**ATIVIDADES PROPOSTAS**
**A)** Transcreva do perfil do rapper Pelé do Manifesto o trecho que vai de "Por Kelvyn Gomes/Foto: redes" a "encantou pela literatura.".
**B)** Dê seguimento ao perfil do rapper Pelé do Manifesto a partir da última frase apresentada.

**PÁGINA**

########################################

Por Kelvyn Gomes/Foto: redes sociais do artista
Nascido e criado no bairro da Cremação, em Belém do Pará, Alan Rosevelt, começou a fazer as primeiras rimas ainda na escola onde também recebeu o apelido que adotou como nome artístico. O perfil Jambu dessa semana conta a história da mente por trás de rimas como “Sou neguinho” e “Muralhas invisíveis”, o rapper paraense Pelé do Manifesto.
Ritmo e Poesia
Conterrâneo de Tony Brasil e Marcos Maderito, precursores de ritmos paraenses como o brega e o eletro melody, Alan fez a ponte da Cremação para o Guamá onde vive hoje. Ele não sabe dizer exatamente como, mas conta que aos sete anos já ouvia Legião Urbana, um dos clássicos do rock nacional, e aos nove se encantou pela literatura.
“Então de 13 pra 14 anos eu amava literatura e amava música de protesto, então eu descobri o rap e descobri que o rap era uma sigla em inglês que significava ritmo e poesia, que eram as duas coisas que eu gostava: fazer poesia, literatura, a poética; e a música, era a música de protesto que o rap trazia. Ouvia rock, mas não sabia fazer rock, então no rap eu acabei me encontrando”, lembrou Pelé.

########################################

Registros de anotação de coordenadas
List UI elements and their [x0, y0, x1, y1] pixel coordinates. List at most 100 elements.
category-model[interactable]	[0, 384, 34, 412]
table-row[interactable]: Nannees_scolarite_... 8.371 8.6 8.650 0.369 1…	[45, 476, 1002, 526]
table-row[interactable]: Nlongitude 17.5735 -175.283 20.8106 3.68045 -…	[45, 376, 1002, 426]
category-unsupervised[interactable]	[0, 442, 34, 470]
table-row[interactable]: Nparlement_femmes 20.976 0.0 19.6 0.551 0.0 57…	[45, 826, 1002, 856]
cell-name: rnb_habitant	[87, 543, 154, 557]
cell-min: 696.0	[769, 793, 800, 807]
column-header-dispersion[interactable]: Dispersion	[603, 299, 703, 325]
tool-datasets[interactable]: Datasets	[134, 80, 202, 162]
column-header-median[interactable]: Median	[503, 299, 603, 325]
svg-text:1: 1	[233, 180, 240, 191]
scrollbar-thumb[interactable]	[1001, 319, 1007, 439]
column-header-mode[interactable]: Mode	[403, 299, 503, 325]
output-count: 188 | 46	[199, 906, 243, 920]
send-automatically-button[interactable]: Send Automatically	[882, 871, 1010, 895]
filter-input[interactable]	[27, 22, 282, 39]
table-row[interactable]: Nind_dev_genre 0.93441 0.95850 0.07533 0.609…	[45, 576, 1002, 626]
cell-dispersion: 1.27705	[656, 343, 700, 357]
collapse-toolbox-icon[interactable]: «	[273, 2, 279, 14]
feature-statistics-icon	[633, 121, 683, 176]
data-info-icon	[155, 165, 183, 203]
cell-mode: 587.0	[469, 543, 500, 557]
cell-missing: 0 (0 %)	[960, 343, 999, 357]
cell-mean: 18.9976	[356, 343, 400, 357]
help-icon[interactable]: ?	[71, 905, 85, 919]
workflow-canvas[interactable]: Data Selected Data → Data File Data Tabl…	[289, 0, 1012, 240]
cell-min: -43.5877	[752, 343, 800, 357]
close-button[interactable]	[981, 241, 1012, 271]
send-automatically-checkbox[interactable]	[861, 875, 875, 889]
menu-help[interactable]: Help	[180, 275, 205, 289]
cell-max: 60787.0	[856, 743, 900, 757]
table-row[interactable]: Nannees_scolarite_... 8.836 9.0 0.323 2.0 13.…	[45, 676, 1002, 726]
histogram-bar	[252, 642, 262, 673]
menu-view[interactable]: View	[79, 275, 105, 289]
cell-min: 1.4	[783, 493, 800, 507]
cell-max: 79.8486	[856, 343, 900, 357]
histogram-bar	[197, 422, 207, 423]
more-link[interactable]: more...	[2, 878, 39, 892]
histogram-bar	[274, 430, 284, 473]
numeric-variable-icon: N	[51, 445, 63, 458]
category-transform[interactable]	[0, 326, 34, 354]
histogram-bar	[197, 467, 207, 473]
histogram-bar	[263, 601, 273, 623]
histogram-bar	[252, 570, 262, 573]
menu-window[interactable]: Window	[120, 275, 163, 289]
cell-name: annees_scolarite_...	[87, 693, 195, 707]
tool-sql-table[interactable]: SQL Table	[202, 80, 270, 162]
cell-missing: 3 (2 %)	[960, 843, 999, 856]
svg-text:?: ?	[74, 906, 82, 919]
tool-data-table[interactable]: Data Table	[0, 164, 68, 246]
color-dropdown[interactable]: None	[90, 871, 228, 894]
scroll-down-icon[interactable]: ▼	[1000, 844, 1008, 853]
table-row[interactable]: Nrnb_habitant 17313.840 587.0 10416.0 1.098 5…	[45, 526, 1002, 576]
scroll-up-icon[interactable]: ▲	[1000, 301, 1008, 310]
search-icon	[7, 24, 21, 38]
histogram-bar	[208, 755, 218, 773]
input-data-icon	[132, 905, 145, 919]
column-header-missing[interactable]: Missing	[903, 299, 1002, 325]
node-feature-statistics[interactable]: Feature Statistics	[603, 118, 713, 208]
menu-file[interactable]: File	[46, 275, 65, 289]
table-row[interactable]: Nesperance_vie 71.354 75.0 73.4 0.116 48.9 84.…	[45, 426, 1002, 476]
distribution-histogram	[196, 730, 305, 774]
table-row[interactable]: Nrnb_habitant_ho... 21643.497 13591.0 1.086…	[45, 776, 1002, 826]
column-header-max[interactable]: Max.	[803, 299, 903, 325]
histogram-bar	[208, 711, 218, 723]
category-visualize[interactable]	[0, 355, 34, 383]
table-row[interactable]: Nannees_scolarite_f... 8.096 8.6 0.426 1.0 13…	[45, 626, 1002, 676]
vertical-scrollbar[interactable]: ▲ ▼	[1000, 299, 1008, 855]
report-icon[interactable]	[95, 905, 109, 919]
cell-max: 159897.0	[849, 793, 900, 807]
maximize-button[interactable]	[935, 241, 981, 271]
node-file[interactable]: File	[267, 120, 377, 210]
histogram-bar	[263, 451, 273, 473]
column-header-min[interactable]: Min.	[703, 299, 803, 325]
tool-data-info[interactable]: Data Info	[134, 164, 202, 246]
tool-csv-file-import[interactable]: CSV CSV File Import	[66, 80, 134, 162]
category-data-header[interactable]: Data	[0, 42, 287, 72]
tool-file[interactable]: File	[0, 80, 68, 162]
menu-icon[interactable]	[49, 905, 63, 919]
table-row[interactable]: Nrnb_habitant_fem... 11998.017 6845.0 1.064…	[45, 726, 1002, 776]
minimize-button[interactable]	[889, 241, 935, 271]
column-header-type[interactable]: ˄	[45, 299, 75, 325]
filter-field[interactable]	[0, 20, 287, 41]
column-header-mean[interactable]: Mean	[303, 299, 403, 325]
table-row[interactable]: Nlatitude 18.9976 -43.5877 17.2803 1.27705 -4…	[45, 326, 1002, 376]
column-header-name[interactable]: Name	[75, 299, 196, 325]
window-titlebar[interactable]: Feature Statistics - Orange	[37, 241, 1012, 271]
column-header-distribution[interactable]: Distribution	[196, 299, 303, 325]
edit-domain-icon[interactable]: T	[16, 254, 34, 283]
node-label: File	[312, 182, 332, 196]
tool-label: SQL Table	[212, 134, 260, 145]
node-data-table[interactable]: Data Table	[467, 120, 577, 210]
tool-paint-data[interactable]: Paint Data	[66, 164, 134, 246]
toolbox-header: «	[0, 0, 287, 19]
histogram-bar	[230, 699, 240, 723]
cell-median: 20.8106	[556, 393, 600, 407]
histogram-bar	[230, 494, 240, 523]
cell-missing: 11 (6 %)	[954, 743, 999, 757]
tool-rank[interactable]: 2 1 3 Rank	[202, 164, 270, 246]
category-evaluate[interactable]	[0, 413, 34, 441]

########################################

**RESPOSTAS**
**A)**
Por Kelvyn Gomes/Foto: redes sociais do artista
Nascido e criado no bairro da Cremação, em Belém do Pará, Alan Rosevelt, começou a fazer as primeiras rimas ainda na escola onde também recebeu o apelido que adotou como nome artístico. O perfil Jambu dessa semana conta a história da mente por trás de rimas como “Sou neguinho” e “Muralhas invisíveis”, o rapper paraense Pelé do Manifesto.
Ritmo e Poesia
Conterrâneo de Tony Brasil e Marcos Maderito, precursores de ritmos paraenses como o brega e o eletro melody, Alan fez a ponte da Cremação para o Guamá onde vive hoje. Ele não sabe dizer exatamente como, mas conta que aos sete anos já ouvia Legião Urbana, um dos clássicos do rock nacional, e aos nove se encantou pela literatura.

**B)**
Daí em diante ele começa a escrever, como hobbie e por paixão, até que um professor leva suas letras para a sala de aula e o retorno positivo dos colegas de classe o faz perceber que ali ele tinha um potencial a ser desbravado. “E deu certo! Mas dar certo pra mim não era fazer show e ficar famoso, era poder me expressar e conseguir que as pessoas entendessem e gostassem daquilo que eu tava fazendo”, conta o artista.
Foto: redes sociais do artista
Até que aos 17 anos ele junta suas letras e poesias e lança oficialmente sua carreira junto a um grupo de rap. Nascia aí o Pelé do Manifesto, nome artístico adotado por ele e como é conhecido pelo público. “Pelé é um apelido de escola, só a minha mãe e a minha esposa me chamam de Alan. Mas eu nem tenho cara de Alan”, explica sorrindo. Eu mesmo que já o conheço de outros projetos não conseguia fixar o nome Alan, mas esse é um rodapé na história do artista.
O lugar da arte nas escolas
O rap é um dos pilares da cultura hip hop. Surgiu nos Estados Unidos na segunda metade do século XX entre as comunidades afro-americanas e desembarcou no Brasil ainda na década de 1980. Naquele mesmo ano a cultura hip hop chegava a Belém a partir de filmes exibidos no centenário cinema Olympia. O movimento chega como uma forma de valorizar e apresentar a cultura negra e periférica como potencialidades a partir de suas letras, estilo e comportamento, mas sofre resistência.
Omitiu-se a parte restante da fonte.